> [Exercise materials]
START

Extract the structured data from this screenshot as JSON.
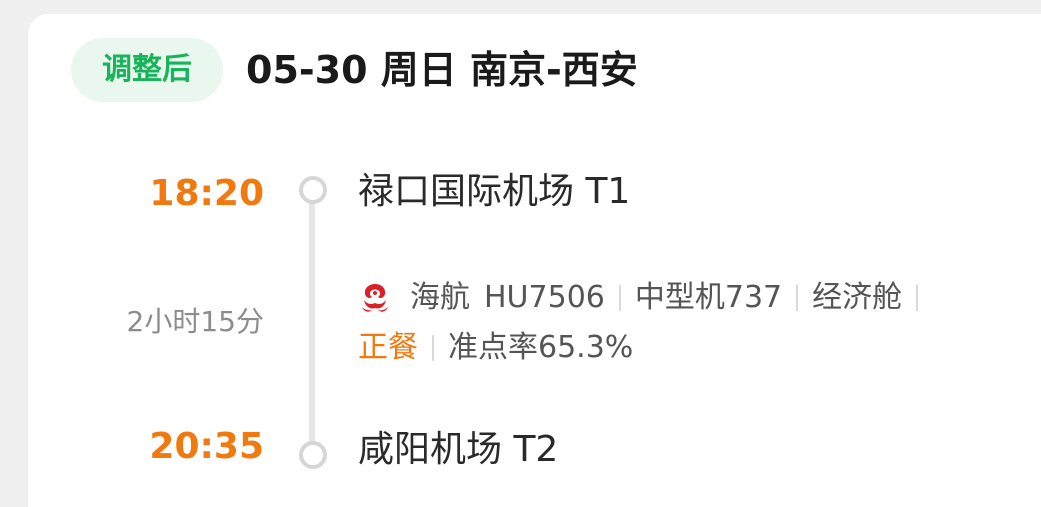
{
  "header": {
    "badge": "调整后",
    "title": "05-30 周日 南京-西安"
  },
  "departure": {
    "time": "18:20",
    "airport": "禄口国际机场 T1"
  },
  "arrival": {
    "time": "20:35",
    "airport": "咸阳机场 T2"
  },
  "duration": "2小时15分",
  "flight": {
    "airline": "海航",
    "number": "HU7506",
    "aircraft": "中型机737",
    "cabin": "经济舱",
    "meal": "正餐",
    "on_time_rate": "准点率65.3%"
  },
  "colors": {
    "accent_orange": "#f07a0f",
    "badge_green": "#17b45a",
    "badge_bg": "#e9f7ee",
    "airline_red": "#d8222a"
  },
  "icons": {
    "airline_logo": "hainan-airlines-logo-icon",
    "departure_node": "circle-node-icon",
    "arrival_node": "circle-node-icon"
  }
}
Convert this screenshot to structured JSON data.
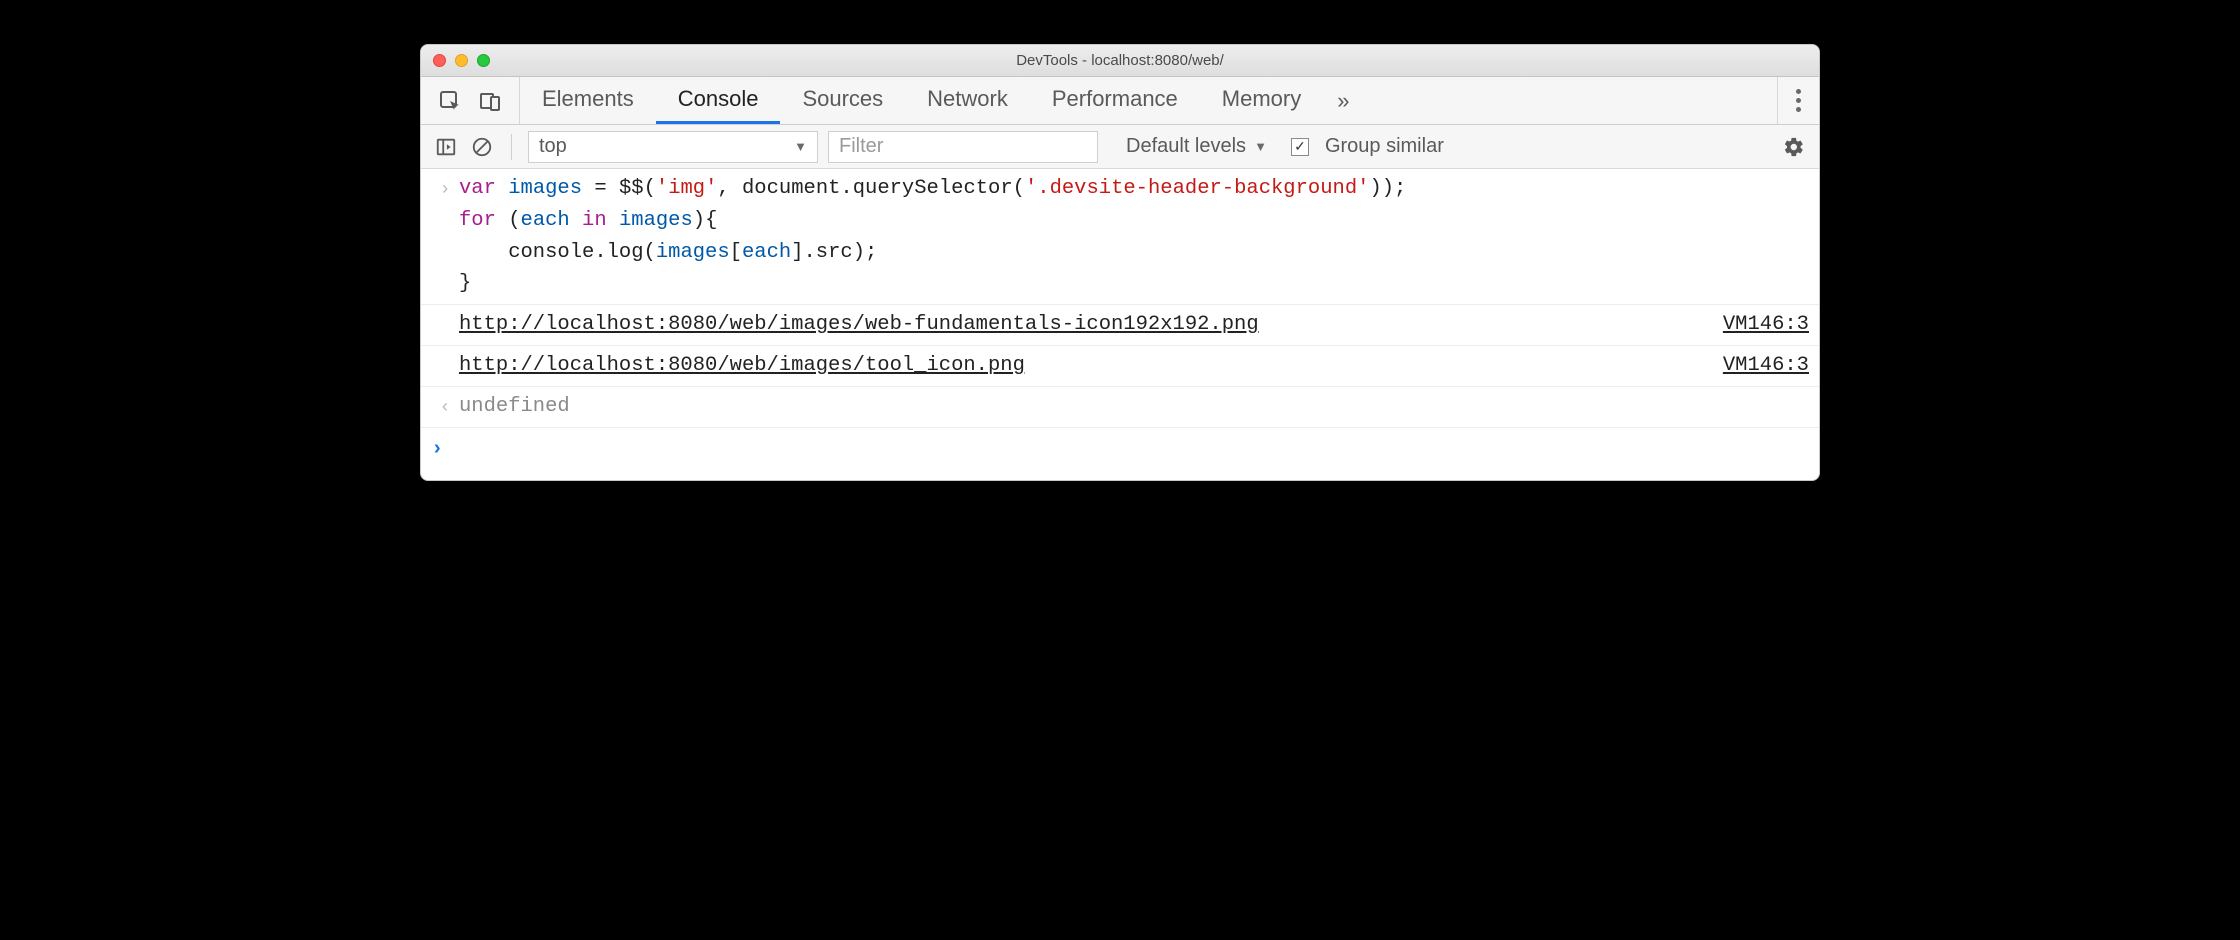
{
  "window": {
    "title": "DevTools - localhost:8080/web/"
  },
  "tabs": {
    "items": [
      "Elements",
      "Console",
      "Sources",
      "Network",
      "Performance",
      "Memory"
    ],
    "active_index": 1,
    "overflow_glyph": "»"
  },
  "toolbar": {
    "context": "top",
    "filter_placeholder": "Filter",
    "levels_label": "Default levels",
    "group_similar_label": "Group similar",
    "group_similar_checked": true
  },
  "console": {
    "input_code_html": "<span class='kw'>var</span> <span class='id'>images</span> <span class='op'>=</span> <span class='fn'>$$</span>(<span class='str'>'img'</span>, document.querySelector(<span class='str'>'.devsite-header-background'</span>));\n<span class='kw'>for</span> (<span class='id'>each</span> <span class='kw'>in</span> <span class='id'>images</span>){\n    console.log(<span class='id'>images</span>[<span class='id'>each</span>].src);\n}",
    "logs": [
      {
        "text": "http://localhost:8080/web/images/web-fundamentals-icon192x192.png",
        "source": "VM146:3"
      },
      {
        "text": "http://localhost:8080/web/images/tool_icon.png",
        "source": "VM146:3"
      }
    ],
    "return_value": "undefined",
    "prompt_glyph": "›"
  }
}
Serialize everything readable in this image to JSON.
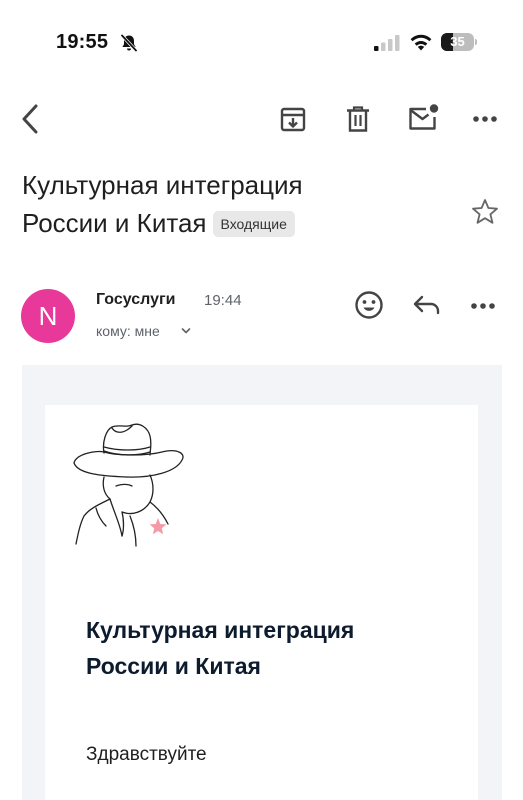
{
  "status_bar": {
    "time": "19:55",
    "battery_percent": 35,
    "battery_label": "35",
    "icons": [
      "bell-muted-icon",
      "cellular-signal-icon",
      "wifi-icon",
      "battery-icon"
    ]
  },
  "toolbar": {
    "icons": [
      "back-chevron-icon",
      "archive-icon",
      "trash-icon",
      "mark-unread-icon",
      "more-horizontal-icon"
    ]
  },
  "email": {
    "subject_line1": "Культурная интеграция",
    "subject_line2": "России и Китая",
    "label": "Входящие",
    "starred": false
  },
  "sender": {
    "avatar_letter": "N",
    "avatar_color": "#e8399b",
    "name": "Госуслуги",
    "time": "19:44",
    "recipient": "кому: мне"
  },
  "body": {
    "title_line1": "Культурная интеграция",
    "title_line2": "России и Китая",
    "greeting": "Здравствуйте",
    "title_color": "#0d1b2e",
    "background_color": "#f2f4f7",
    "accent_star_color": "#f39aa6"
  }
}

END

> [Challenge] Report how many lines of the records above contain the word "screenshot", and give only that number.

> [Written answer] 2